-- START OF DATA LINES --
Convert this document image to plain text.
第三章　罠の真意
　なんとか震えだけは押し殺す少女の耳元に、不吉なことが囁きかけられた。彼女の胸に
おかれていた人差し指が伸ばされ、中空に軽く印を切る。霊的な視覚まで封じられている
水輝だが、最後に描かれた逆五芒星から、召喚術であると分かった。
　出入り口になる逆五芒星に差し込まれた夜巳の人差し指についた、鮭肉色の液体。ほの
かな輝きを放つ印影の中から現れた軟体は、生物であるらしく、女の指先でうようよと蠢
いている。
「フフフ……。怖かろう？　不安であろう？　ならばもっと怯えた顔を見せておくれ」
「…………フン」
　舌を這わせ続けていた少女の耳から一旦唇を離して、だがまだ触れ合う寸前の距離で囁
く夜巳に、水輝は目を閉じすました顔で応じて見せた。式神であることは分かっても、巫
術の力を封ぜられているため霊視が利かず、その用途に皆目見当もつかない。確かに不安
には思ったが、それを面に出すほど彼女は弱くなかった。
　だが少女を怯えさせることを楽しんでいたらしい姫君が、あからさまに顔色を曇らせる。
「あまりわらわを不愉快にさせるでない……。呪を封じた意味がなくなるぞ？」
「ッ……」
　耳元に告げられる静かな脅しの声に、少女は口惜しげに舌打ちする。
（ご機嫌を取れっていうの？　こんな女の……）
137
-- END OF DATA LINES --
▸ EXERCISE REQUIREMENTS:
Repeat each of the entries above precisely as given.

▸ REPLY TO THE EXERCISE:
Convert this document image to plain text.
第三章　罠の真意
　なんとか震えだけは押し殺す少女の耳元に、不吉なことが囁きかけられた。彼女の胸に
おかれていた人差し指が伸ばされ、中空に軽く印を切る。霊的な視覚まで封じられている
水輝だが、最後に描かれた逆五芒星から、召喚術であると分かった。
　出入り口になる逆五芒星に差し込まれた夜巳の人差し指についた、鮭肉色の液体。ほの
かな輝きを放つ印影の中から現れた軟体は、生物であるらしく、女の指先でうようよと蠢
いている。
「フフフ……。怖かろう？　不安であろう？　ならばもっと怯えた顔を見せておくれ」
「…………フン」
　舌を這わせ続けていた少女の耳から一旦唇を離して、だがまだ触れ合う寸前の距離で囁
く夜巳に、水輝は目を閉じすました顔で応じて見せた。式神であることは分かっても、巫
術の力を封ぜられているため霊視が利かず、その用途に皆目見当もつかない。確かに不安
には思ったが、それを面に出すほど彼女は弱くなかった。
　だが少女を怯えさせることを楽しんでいたらしい姫君が、あからさまに顔色を曇らせる。
「あまりわらわを不愉快にさせるでない……。呪を封じた意味がなくなるぞ？」
「ッ……」
　耳元に告げられる静かな脅しの声に、少女は口惜しげに舌打ちする。
（ご機嫌を取れっていうの？　こんな女の……）
137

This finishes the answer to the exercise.